Given request:
Read through the records below and copy each line that uses the word "JSON".

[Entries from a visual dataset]
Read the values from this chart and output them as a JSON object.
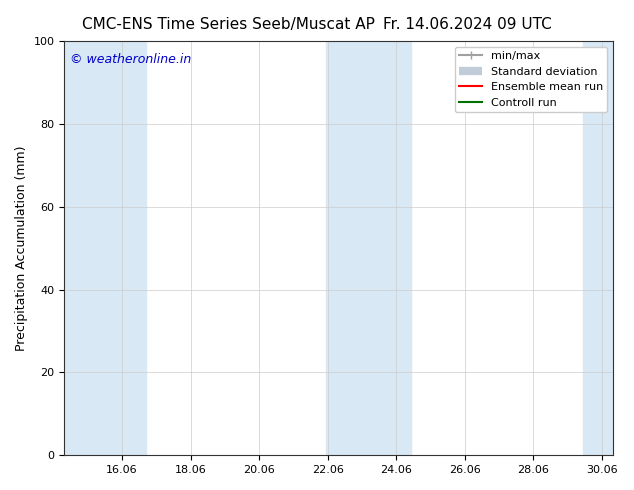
{
  "title_left": "CMC-ENS Time Series Seeb/Muscat AP",
  "title_right": "Fr. 14.06.2024 09 UTC",
  "ylabel": "Precipitation Accumulation (mm)",
  "watermark": "© weatheronline.in",
  "watermark_color": "#0000cc",
  "ylim": [
    0,
    100
  ],
  "xlim_start": 14.375,
  "xlim_end": 30.375,
  "xticks": [
    16.06,
    18.06,
    20.06,
    22.06,
    24.06,
    26.06,
    28.06,
    30.06
  ],
  "xtick_labels": [
    "16.06",
    "18.06",
    "20.06",
    "22.06",
    "24.06",
    "26.06",
    "28.06",
    "30.06"
  ],
  "yticks": [
    0,
    20,
    40,
    60,
    80,
    100
  ],
  "shaded_bands": [
    {
      "x_start": 14.375,
      "x_end": 16.75,
      "color": "#d8e8f5"
    },
    {
      "x_start": 22.0,
      "x_end": 24.5,
      "color": "#d8e8f5"
    },
    {
      "x_start": 29.5,
      "x_end": 30.375,
      "color": "#d8e8f5"
    }
  ],
  "legend_entries": [
    {
      "label": "min/max",
      "color": "#a0a0a0",
      "lw": 1.5,
      "type": "line_with_caps"
    },
    {
      "label": "Standard deviation",
      "color": "#c0ccd8",
      "lw": 6,
      "type": "thick_line"
    },
    {
      "label": "Ensemble mean run",
      "color": "#ff0000",
      "lw": 1.5,
      "type": "line"
    },
    {
      "label": "Controll run",
      "color": "#007000",
      "lw": 1.5,
      "type": "line"
    }
  ],
  "bg_color": "#ffffff",
  "plot_bg_color": "#ffffff",
  "grid_color": "#cccccc",
  "font_size_title": 11,
  "font_size_axis": 9,
  "font_size_tick": 8,
  "font_size_legend": 8,
  "font_size_watermark": 9
}
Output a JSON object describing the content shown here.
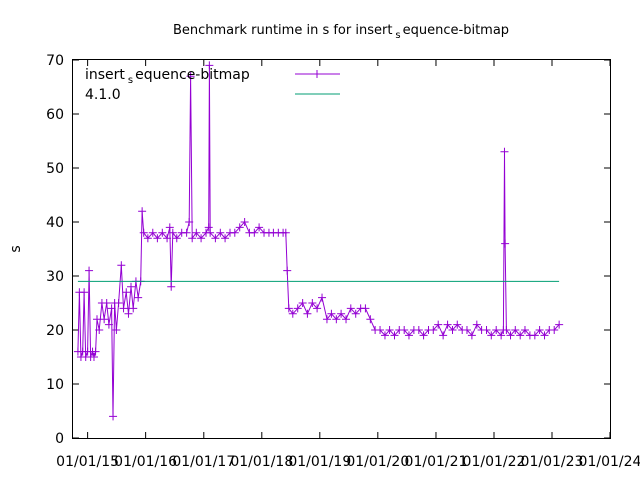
{
  "chart_data": {
    "type": "line",
    "title_main": "Benchmark runtime in s for insert",
    "title_sub": "s",
    "title_tail": "equence-bitmap",
    "ylabel": "s",
    "xlabel": "",
    "ylim": [
      0,
      70
    ],
    "xlim": [
      "2014-10-01",
      "2024-01-01"
    ],
    "yticks": [
      0,
      10,
      20,
      30,
      40,
      50,
      60,
      70
    ],
    "xticks": [
      {
        "date": "2015-01-01",
        "label": "01/01/15"
      },
      {
        "date": "2016-01-01",
        "label": "01/01/16"
      },
      {
        "date": "2017-01-01",
        "label": "01/01/17"
      },
      {
        "date": "2018-01-01",
        "label": "01/01/18"
      },
      {
        "date": "2019-01-01",
        "label": "01/01/19"
      },
      {
        "date": "2020-01-01",
        "label": "01/01/20"
      },
      {
        "date": "2021-01-01",
        "label": "01/01/21"
      },
      {
        "date": "2022-01-01",
        "label": "01/01/22"
      },
      {
        "date": "2023-01-01",
        "label": "01/01/23"
      },
      {
        "date": "2024-01-01",
        "label": "01/01/24"
      }
    ],
    "grid": false,
    "legend_placement": "top-left",
    "series": [
      {
        "name_main": "insert",
        "name_sub": "s",
        "name_tail": "equence-bitmap",
        "color": "#9400d3",
        "marker": "plus",
        "points": [
          [
            "2014-11-01",
            16
          ],
          [
            "2014-11-10",
            27
          ],
          [
            "2014-11-20",
            15
          ],
          [
            "2014-12-01",
            16
          ],
          [
            "2014-12-10",
            27
          ],
          [
            "2014-12-20",
            15
          ],
          [
            "2015-01-01",
            16
          ],
          [
            "2015-01-10",
            31
          ],
          [
            "2015-01-20",
            15
          ],
          [
            "2015-02-01",
            16
          ],
          [
            "2015-02-10",
            15
          ],
          [
            "2015-02-20",
            16
          ],
          [
            "2015-03-01",
            22
          ],
          [
            "2015-03-15",
            20
          ],
          [
            "2015-04-01",
            25
          ],
          [
            "2015-04-15",
            22
          ],
          [
            "2015-05-01",
            25
          ],
          [
            "2015-05-15",
            21
          ],
          [
            "2015-06-01",
            24
          ],
          [
            "2015-06-10",
            4
          ],
          [
            "2015-06-20",
            25
          ],
          [
            "2015-07-01",
            20
          ],
          [
            "2015-07-15",
            25
          ],
          [
            "2015-08-01",
            32
          ],
          [
            "2015-08-15",
            24
          ],
          [
            "2015-09-01",
            27
          ],
          [
            "2015-09-15",
            23
          ],
          [
            "2015-10-01",
            28
          ],
          [
            "2015-10-15",
            24
          ],
          [
            "2015-11-01",
            29
          ],
          [
            "2015-11-15",
            26
          ],
          [
            "2015-12-01",
            29
          ],
          [
            "2015-12-10",
            42
          ],
          [
            "2015-12-20",
            38
          ],
          [
            "2016-01-15",
            37
          ],
          [
            "2016-02-15",
            38
          ],
          [
            "2016-03-15",
            37
          ],
          [
            "2016-04-15",
            38
          ],
          [
            "2016-05-15",
            37
          ],
          [
            "2016-06-01",
            39
          ],
          [
            "2016-06-10",
            28
          ],
          [
            "2016-06-20",
            38
          ],
          [
            "2016-07-15",
            37
          ],
          [
            "2016-08-15",
            38
          ],
          [
            "2016-09-15",
            38
          ],
          [
            "2016-10-01",
            40
          ],
          [
            "2016-10-10",
            67
          ],
          [
            "2016-10-20",
            37
          ],
          [
            "2016-11-15",
            38
          ],
          [
            "2016-12-15",
            37
          ],
          [
            "2017-01-15",
            38
          ],
          [
            "2017-02-01",
            39
          ],
          [
            "2017-02-05",
            69
          ],
          [
            "2017-02-10",
            38
          ],
          [
            "2017-03-15",
            37
          ],
          [
            "2017-04-15",
            38
          ],
          [
            "2017-05-15",
            37
          ],
          [
            "2017-06-15",
            38
          ],
          [
            "2017-07-15",
            38
          ],
          [
            "2017-08-15",
            39
          ],
          [
            "2017-09-15",
            40
          ],
          [
            "2017-10-15",
            38
          ],
          [
            "2017-11-15",
            38
          ],
          [
            "2017-12-15",
            39
          ],
          [
            "2018-01-15",
            38
          ],
          [
            "2018-02-15",
            38
          ],
          [
            "2018-03-15",
            38
          ],
          [
            "2018-04-15",
            38
          ],
          [
            "2018-05-15",
            38
          ],
          [
            "2018-06-01",
            38
          ],
          [
            "2018-06-10",
            31
          ],
          [
            "2018-06-20",
            24
          ],
          [
            "2018-07-15",
            23
          ],
          [
            "2018-08-15",
            24
          ],
          [
            "2018-09-15",
            25
          ],
          [
            "2018-10-15",
            23
          ],
          [
            "2018-11-15",
            25
          ],
          [
            "2018-12-15",
            24
          ],
          [
            "2019-01-15",
            26
          ],
          [
            "2019-02-15",
            22
          ],
          [
            "2019-03-15",
            23
          ],
          [
            "2019-04-15",
            22
          ],
          [
            "2019-05-15",
            23
          ],
          [
            "2019-06-15",
            22
          ],
          [
            "2019-07-15",
            24
          ],
          [
            "2019-08-15",
            23
          ],
          [
            "2019-09-15",
            24
          ],
          [
            "2019-10-15",
            24
          ],
          [
            "2019-11-15",
            22
          ],
          [
            "2019-12-15",
            20
          ],
          [
            "2020-01-15",
            20
          ],
          [
            "2020-02-15",
            19
          ],
          [
            "2020-03-15",
            20
          ],
          [
            "2020-04-15",
            19
          ],
          [
            "2020-05-15",
            20
          ],
          [
            "2020-06-15",
            20
          ],
          [
            "2020-07-15",
            19
          ],
          [
            "2020-08-15",
            20
          ],
          [
            "2020-09-15",
            20
          ],
          [
            "2020-10-15",
            19
          ],
          [
            "2020-11-15",
            20
          ],
          [
            "2020-12-15",
            20
          ],
          [
            "2021-01-15",
            21
          ],
          [
            "2021-02-15",
            19
          ],
          [
            "2021-03-15",
            21
          ],
          [
            "2021-04-15",
            20
          ],
          [
            "2021-05-15",
            21
          ],
          [
            "2021-06-15",
            20
          ],
          [
            "2021-07-15",
            20
          ],
          [
            "2021-08-15",
            19
          ],
          [
            "2021-09-15",
            21
          ],
          [
            "2021-10-15",
            20
          ],
          [
            "2021-11-15",
            20
          ],
          [
            "2021-12-15",
            19
          ],
          [
            "2022-01-15",
            20
          ],
          [
            "2022-02-15",
            19
          ],
          [
            "2022-03-01",
            20
          ],
          [
            "2022-03-08",
            53
          ],
          [
            "2022-03-12",
            36
          ],
          [
            "2022-03-20",
            20
          ],
          [
            "2022-04-15",
            19
          ],
          [
            "2022-05-15",
            20
          ],
          [
            "2022-06-15",
            19
          ],
          [
            "2022-07-15",
            20
          ],
          [
            "2022-08-15",
            19
          ],
          [
            "2022-09-15",
            19
          ],
          [
            "2022-10-15",
            20
          ],
          [
            "2022-11-15",
            19
          ],
          [
            "2022-12-15",
            20
          ],
          [
            "2023-01-15",
            20
          ],
          [
            "2023-02-15",
            21
          ]
        ]
      },
      {
        "name": "4.1.0",
        "color": "#009e73",
        "marker": "none",
        "points": [
          [
            "2014-11-01",
            29
          ],
          [
            "2023-02-15",
            29
          ]
        ]
      }
    ]
  }
}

Reply:
Read the values from this chart and output them as a JSON object.
Output a JSON object describing the content shown here.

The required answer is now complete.